EXERCISE DESCRIPTION> Please copy every line of the items word for word, from the start of the items down to the line containing "data-point — [132, 206, 137, 211]", both ends included.

[Element location listings]
--- begin ---
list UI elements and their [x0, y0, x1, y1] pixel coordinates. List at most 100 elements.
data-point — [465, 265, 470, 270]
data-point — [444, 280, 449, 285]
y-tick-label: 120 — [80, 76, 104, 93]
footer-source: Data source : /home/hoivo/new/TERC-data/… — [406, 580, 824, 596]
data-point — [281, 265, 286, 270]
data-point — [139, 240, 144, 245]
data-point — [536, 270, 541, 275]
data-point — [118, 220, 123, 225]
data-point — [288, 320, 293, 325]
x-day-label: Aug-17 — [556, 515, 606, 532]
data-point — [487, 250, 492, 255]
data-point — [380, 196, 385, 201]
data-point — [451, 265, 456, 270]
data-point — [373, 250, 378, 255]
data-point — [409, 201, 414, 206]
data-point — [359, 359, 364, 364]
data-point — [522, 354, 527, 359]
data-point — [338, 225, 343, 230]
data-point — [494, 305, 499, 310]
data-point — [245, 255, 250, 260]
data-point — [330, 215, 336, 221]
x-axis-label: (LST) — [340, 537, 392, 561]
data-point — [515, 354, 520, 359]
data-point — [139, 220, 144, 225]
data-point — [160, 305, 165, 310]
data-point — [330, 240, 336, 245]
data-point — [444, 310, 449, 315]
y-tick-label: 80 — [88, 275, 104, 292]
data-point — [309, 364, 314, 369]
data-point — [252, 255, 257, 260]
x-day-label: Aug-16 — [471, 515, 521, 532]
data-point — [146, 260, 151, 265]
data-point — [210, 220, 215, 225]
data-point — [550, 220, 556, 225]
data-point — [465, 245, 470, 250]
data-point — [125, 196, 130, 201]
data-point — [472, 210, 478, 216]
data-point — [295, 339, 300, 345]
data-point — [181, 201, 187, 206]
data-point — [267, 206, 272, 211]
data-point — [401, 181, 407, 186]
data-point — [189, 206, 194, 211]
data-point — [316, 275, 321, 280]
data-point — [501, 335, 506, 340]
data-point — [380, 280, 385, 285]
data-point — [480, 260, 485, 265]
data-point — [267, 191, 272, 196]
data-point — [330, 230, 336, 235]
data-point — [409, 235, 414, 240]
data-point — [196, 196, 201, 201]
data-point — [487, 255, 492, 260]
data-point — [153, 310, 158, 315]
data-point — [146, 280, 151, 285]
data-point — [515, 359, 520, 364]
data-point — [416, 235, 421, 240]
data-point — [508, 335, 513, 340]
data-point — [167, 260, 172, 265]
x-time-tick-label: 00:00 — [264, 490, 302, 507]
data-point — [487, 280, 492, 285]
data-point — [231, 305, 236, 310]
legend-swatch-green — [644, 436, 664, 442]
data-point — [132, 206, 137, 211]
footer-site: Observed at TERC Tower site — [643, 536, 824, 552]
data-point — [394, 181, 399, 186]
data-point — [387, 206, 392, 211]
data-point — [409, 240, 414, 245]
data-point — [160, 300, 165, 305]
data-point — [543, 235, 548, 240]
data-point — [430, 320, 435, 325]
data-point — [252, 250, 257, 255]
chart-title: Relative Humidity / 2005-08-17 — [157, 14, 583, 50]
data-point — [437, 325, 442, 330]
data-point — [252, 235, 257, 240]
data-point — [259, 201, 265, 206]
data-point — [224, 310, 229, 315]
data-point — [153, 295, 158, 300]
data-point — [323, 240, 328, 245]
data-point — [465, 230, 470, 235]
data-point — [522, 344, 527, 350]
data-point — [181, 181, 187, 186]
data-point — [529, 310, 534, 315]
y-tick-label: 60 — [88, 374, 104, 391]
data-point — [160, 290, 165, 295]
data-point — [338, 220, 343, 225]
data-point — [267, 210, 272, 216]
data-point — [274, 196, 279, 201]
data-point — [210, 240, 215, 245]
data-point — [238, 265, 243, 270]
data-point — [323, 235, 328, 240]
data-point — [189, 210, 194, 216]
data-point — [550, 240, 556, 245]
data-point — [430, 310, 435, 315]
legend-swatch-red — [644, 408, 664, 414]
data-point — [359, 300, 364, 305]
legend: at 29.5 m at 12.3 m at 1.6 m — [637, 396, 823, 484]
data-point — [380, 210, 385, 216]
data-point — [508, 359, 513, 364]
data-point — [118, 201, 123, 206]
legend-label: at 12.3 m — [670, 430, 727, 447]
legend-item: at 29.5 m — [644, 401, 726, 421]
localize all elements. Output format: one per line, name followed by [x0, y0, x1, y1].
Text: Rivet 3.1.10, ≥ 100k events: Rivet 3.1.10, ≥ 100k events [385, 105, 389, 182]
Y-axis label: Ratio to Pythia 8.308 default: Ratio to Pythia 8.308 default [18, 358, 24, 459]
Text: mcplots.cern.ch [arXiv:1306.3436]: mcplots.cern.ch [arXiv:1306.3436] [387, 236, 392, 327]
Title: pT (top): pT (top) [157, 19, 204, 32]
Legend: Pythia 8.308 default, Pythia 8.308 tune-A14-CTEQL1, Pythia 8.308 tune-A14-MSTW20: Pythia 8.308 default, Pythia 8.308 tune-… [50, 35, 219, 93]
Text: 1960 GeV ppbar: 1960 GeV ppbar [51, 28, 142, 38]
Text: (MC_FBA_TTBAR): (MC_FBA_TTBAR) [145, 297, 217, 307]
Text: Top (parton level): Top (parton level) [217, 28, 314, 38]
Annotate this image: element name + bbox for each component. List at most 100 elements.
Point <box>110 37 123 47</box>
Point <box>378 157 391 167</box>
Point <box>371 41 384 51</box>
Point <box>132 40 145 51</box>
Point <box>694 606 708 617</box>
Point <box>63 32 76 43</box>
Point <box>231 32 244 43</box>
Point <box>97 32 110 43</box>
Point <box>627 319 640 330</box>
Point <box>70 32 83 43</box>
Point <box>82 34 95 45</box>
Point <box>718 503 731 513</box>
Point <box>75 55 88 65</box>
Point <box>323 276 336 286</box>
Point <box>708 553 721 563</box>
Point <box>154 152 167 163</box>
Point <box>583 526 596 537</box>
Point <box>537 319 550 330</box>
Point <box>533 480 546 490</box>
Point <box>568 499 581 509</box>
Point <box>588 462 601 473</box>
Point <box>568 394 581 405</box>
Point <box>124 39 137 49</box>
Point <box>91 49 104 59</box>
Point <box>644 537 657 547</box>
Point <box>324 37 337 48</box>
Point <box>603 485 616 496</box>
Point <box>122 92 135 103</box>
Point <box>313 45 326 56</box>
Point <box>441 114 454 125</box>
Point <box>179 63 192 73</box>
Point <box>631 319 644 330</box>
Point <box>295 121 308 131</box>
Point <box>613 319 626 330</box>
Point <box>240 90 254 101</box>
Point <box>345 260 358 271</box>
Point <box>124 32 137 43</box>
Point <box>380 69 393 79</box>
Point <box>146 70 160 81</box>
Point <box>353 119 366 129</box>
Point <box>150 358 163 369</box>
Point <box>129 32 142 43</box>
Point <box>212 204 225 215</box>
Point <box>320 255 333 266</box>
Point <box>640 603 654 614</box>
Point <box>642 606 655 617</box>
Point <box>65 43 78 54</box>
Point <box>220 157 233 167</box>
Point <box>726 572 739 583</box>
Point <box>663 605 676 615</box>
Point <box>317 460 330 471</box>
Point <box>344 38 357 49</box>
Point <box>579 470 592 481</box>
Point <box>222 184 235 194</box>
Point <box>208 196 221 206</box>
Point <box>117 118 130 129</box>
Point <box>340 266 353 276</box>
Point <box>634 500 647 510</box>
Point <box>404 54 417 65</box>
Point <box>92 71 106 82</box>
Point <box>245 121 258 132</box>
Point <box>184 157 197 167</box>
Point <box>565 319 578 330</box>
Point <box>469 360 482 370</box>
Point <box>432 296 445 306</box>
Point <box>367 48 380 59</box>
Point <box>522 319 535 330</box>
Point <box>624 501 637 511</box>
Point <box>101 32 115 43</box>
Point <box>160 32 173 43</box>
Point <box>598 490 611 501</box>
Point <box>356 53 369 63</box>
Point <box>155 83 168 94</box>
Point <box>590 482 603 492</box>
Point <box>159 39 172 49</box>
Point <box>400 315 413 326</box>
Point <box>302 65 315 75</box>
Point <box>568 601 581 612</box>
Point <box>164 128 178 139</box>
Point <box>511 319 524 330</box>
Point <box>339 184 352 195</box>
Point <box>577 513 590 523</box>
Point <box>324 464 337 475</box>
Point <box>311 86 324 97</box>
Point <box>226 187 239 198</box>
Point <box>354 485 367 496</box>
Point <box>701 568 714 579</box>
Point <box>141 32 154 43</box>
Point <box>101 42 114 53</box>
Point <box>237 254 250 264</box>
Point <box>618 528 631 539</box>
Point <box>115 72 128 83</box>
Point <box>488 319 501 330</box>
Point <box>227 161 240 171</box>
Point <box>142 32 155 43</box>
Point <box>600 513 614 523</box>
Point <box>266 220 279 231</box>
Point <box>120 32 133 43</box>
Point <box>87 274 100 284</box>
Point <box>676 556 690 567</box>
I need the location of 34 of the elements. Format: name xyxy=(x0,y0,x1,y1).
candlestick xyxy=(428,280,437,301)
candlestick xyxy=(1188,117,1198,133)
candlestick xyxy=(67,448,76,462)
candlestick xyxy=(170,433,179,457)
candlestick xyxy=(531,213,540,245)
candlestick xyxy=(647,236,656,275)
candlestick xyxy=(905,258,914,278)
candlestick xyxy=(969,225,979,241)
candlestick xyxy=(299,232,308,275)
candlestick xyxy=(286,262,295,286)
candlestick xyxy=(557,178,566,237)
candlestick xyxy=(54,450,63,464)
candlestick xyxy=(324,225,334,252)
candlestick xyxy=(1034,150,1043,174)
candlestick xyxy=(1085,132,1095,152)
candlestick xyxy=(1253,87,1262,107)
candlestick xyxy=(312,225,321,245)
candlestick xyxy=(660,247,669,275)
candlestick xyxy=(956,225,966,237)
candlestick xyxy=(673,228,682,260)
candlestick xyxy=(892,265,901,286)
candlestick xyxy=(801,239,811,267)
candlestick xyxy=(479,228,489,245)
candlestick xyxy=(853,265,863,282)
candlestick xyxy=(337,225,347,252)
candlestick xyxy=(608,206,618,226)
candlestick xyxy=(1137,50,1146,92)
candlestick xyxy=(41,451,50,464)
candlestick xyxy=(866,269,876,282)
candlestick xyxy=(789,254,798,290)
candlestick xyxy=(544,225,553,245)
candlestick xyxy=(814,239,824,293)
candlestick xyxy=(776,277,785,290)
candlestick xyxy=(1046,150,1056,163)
--- end ---
FULL SOLUTION>
list UI elements and their [x0, y0, x1, y1] pixel coordinates. List at most 100 elements.
data-point — [465, 265, 470, 270]
data-point — [444, 280, 449, 285]
y-tick-label: 120 — [80, 76, 104, 93]
footer-source: Data source : /home/hoivo/new/TERC-data/… — [406, 580, 824, 596]
data-point — [281, 265, 286, 270]
data-point — [139, 240, 144, 245]
data-point — [536, 270, 541, 275]
data-point — [118, 220, 123, 225]
data-point — [288, 320, 293, 325]
x-day-label: Aug-17 — [556, 515, 606, 532]
data-point — [487, 250, 492, 255]
data-point — [380, 196, 385, 201]
data-point — [451, 265, 456, 270]
data-point — [373, 250, 378, 255]
data-point — [409, 201, 414, 206]
data-point — [359, 359, 364, 364]
data-point — [522, 354, 527, 359]
data-point — [338, 225, 343, 230]
data-point — [494, 305, 499, 310]
data-point — [245, 255, 250, 260]
data-point — [330, 215, 336, 221]
x-axis-label: (LST) — [340, 537, 392, 561]
data-point — [515, 354, 520, 359]
data-point — [139, 220, 144, 225]
data-point — [160, 305, 165, 310]
data-point — [330, 240, 336, 245]
data-point — [444, 310, 449, 315]
y-tick-label: 80 — [88, 275, 104, 292]
data-point — [309, 364, 314, 369]
data-point — [252, 255, 257, 260]
x-day-label: Aug-16 — [471, 515, 521, 532]
data-point — [146, 260, 151, 265]
data-point — [210, 220, 215, 225]
data-point — [550, 220, 556, 225]
data-point — [465, 245, 470, 250]
data-point — [125, 196, 130, 201]
data-point — [472, 210, 478, 216]
data-point — [295, 339, 300, 345]
data-point — [181, 201, 187, 206]
data-point — [267, 206, 272, 211]
data-point — [401, 181, 407, 186]
data-point — [189, 206, 194, 211]
data-point — [316, 275, 321, 280]
data-point — [501, 335, 506, 340]
data-point — [380, 280, 385, 285]
data-point — [480, 260, 485, 265]
data-point — [267, 191, 272, 196]
data-point — [330, 230, 336, 235]
data-point — [409, 235, 414, 240]
data-point — [196, 196, 201, 201]
data-point — [487, 255, 492, 260]
data-point — [153, 310, 158, 315]
data-point — [146, 280, 151, 285]
data-point — [515, 359, 520, 364]
data-point — [416, 235, 421, 240]
data-point — [508, 335, 513, 340]
data-point — [167, 260, 172, 265]
x-time-tick-label: 00:00 — [264, 490, 302, 507]
data-point — [487, 280, 492, 285]
data-point — [231, 305, 236, 310]
legend-swatch-green — [644, 436, 664, 442]
data-point — [132, 206, 137, 211]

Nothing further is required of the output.